Start of STORED RECORDS

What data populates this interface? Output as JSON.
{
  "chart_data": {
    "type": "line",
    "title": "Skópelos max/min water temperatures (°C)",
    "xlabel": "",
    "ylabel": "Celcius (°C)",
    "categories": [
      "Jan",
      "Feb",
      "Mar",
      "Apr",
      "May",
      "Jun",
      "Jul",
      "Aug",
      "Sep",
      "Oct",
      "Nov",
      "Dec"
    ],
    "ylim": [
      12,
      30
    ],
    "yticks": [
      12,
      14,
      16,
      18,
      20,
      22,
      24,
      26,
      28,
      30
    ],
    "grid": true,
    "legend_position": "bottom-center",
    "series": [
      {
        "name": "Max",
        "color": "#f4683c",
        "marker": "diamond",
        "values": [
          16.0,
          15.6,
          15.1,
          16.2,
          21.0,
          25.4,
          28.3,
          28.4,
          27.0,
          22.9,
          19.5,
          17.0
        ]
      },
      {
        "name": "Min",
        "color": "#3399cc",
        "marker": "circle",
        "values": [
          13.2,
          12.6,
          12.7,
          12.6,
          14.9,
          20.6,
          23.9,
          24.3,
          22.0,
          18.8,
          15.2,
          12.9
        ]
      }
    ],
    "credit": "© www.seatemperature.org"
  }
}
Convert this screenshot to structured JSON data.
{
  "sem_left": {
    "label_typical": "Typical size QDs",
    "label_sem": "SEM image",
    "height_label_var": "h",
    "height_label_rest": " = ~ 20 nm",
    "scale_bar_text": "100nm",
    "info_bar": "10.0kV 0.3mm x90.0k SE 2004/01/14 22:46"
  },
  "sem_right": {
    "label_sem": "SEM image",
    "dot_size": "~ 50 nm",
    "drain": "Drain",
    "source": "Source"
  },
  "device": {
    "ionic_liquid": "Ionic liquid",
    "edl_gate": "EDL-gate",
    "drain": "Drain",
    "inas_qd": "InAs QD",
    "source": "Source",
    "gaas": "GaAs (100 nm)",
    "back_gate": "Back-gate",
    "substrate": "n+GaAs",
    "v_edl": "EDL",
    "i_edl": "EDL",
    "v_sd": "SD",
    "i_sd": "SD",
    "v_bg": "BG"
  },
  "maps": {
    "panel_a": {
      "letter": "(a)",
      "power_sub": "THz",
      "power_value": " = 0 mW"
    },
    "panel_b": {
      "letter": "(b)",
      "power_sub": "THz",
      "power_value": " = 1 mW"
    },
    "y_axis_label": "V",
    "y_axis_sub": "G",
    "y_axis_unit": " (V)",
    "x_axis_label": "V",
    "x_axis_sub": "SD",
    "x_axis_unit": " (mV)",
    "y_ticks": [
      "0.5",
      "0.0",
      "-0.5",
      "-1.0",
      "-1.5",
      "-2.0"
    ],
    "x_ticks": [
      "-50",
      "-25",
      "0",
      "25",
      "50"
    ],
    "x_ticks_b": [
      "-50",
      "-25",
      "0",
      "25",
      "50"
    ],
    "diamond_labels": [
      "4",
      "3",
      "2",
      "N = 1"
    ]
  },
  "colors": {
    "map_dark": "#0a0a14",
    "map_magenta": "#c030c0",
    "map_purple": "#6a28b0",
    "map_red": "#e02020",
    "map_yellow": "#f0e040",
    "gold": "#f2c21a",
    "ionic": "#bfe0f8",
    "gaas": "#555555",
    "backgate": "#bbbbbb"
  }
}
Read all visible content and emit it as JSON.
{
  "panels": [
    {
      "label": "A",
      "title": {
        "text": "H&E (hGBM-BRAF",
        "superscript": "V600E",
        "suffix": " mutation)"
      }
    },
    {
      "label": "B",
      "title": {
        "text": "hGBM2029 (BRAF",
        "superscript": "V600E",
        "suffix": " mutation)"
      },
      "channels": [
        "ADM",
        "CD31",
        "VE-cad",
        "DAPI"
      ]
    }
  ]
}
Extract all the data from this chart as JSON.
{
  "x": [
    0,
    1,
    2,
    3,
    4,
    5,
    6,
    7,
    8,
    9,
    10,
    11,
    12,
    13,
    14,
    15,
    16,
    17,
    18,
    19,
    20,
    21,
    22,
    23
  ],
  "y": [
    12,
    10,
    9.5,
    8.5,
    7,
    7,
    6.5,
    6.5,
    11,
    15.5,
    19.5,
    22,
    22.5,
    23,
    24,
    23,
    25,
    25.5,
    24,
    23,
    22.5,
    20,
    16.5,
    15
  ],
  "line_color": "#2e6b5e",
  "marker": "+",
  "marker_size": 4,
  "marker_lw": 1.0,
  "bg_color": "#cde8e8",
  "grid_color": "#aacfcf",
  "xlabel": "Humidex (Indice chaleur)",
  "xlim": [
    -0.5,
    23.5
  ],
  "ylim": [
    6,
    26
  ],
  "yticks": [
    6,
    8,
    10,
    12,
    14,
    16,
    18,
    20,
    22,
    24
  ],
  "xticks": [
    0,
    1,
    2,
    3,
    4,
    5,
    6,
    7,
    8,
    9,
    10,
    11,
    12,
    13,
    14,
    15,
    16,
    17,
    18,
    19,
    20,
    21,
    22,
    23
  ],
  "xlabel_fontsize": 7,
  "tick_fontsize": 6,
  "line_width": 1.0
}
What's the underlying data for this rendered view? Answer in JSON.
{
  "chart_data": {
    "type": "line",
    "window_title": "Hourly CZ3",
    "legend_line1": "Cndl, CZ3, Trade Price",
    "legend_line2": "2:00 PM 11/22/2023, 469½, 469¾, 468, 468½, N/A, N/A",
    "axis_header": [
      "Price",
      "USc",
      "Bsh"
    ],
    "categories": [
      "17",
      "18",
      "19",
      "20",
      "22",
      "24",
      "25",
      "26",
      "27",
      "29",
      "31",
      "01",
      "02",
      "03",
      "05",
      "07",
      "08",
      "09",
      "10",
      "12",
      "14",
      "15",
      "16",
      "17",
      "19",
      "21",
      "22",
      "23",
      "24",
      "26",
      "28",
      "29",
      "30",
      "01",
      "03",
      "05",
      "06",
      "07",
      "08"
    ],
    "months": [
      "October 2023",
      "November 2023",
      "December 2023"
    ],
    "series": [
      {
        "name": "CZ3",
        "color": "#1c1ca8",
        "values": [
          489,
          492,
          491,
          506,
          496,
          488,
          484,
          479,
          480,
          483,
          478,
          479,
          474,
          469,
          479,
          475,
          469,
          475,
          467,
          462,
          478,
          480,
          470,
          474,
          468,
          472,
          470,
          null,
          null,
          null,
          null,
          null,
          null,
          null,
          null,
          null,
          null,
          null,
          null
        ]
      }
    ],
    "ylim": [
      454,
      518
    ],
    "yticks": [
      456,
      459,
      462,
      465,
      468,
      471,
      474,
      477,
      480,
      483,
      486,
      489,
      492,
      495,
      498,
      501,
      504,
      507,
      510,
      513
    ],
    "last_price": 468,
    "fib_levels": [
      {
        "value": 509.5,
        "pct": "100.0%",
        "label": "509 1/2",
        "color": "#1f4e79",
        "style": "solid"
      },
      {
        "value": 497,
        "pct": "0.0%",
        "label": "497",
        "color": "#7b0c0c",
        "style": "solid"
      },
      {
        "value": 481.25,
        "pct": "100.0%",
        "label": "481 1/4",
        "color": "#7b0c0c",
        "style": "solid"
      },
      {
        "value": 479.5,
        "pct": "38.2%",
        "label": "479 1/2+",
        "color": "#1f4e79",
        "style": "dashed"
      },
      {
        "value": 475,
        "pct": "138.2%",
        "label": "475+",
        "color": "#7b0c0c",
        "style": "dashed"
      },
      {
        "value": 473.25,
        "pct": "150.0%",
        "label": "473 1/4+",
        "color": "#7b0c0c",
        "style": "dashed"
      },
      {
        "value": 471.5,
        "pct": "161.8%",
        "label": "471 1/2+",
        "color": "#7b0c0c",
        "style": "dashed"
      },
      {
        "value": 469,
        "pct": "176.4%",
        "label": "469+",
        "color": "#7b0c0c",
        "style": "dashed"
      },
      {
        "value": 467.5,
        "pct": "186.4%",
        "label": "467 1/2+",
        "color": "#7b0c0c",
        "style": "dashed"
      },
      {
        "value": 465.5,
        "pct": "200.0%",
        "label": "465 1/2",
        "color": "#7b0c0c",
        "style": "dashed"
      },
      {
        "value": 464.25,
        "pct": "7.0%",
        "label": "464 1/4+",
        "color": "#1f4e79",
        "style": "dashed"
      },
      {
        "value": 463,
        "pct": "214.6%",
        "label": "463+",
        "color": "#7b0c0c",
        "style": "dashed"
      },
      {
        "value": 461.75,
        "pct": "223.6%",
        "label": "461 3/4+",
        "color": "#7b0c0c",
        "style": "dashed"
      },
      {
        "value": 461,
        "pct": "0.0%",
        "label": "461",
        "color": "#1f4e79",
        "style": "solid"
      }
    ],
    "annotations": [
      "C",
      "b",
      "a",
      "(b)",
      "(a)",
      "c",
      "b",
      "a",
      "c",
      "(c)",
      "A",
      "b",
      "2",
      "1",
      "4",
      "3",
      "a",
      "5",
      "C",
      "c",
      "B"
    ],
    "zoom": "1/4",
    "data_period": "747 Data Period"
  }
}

End of STORED RECORDS

• EXERCISE AIM: Look through the entries above; copy each line where the string "JSON" appears.

• EXERCISE SOLUTION:
What data populates this interface? Output as JSON.
Convert this screenshot to structured JSON data.
Read all visible content and emit it as JSON.
Extract all the data from this chart as JSON.
What's the underlying data for this rendered view? Answer in JSON.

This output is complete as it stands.